DATA SUPPLIED ▸

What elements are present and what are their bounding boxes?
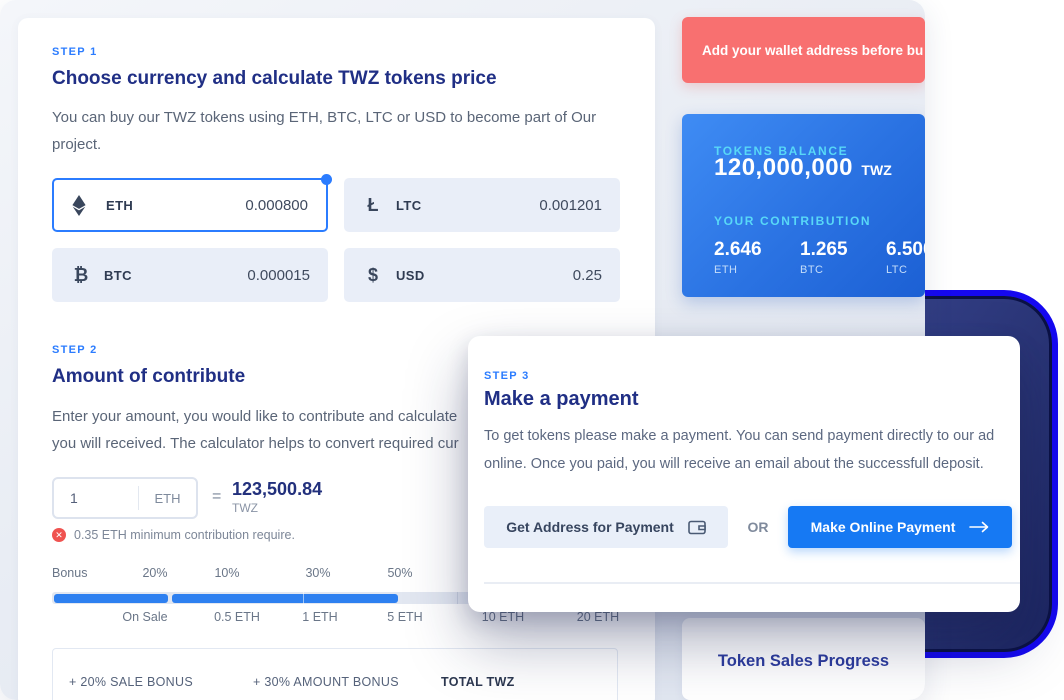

* * *

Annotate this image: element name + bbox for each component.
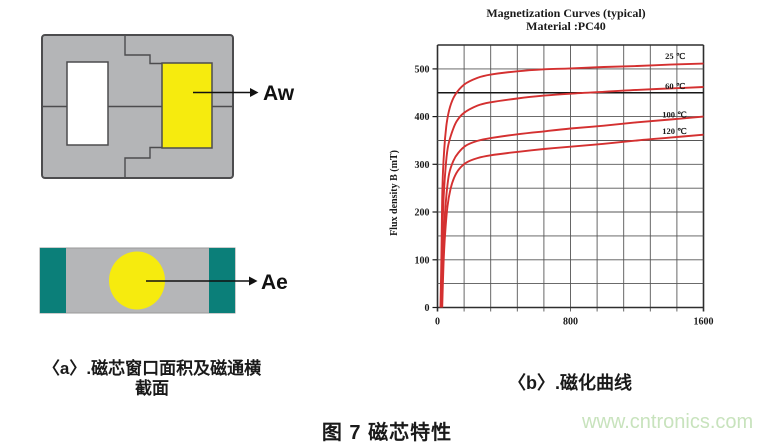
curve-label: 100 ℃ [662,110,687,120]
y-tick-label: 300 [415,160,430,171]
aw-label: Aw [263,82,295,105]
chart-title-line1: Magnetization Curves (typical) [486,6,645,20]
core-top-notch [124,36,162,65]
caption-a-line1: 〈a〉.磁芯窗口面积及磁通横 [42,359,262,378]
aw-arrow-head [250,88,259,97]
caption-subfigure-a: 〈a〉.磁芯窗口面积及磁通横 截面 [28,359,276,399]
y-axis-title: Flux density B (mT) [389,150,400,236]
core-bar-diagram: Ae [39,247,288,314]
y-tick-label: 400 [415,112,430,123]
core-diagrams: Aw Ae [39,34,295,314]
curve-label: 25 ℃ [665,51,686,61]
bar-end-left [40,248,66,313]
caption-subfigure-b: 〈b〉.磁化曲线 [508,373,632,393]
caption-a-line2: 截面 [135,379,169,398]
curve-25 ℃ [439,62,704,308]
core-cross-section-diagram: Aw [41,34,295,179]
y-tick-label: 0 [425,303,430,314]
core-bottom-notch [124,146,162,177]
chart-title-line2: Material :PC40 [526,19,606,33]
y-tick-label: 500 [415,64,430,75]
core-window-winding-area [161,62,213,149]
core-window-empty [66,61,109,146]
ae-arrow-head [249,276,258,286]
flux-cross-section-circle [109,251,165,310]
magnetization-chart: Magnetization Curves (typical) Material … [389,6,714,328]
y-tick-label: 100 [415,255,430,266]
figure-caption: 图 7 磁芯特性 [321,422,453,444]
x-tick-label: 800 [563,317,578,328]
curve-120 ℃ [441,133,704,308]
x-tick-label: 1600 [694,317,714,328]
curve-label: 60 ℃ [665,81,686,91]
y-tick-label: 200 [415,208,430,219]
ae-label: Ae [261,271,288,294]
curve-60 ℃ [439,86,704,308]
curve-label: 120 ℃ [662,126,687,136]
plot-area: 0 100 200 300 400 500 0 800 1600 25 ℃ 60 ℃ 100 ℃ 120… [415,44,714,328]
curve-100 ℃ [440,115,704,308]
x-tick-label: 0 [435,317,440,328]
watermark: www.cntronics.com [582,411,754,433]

YOUR GOAL ▸
Write out the material above from the line with "Annotate this image: element" up to and including the line with "ae-label: Ae [261,271,288,294]", keeping every line as it appears but leaving out the pictures.

TASK OUTPUT ▸
Annotate this image: element name + bbox for each component.
curve-label: 100 ℃ [662,110,687,120]
y-tick-label: 300 [415,160,430,171]
aw-label: Aw [263,82,295,105]
chart-title-line1: Magnetization Curves (typical) [486,6,645,20]
core-top-notch [124,36,162,65]
caption-a-line1: 〈a〉.磁芯窗口面积及磁通横 [42,359,262,378]
aw-arrow-head [250,88,259,97]
caption-subfigure-a: 〈a〉.磁芯窗口面积及磁通横 截面 [28,359,276,399]
y-axis-title: Flux density B (mT) [389,150,400,236]
core-bar-diagram: Ae [39,247,288,314]
y-tick-label: 400 [415,112,430,123]
core-diagrams: Aw Ae [39,34,295,314]
curve-label: 25 ℃ [665,51,686,61]
bar-end-left [40,248,66,313]
caption-subfigure-b: 〈b〉.磁化曲线 [508,373,632,393]
caption-a-line2: 截面 [135,379,169,398]
curve-25 ℃ [439,62,704,308]
core-cross-section-diagram: Aw [41,34,295,179]
y-tick-label: 0 [425,303,430,314]
core-bottom-notch [124,146,162,177]
chart-title-line2: Material :PC40 [526,19,606,33]
y-tick-label: 500 [415,64,430,75]
core-window-winding-area [161,62,213,149]
core-window-empty [66,61,109,146]
ae-arrow-head [249,276,258,286]
flux-cross-section-circle [109,251,165,310]
magnetization-chart: Magnetization Curves (typical) Material … [389,6,714,328]
y-tick-label: 100 [415,255,430,266]
figure-caption: 图 7 磁芯特性 [321,422,453,444]
x-tick-label: 800 [563,317,578,328]
curve-120 ℃ [441,133,704,308]
x-tick-label: 1600 [694,317,714,328]
curve-label: 60 ℃ [665,81,686,91]
y-tick-label: 200 [415,208,430,219]
ae-label: Ae [261,271,288,294]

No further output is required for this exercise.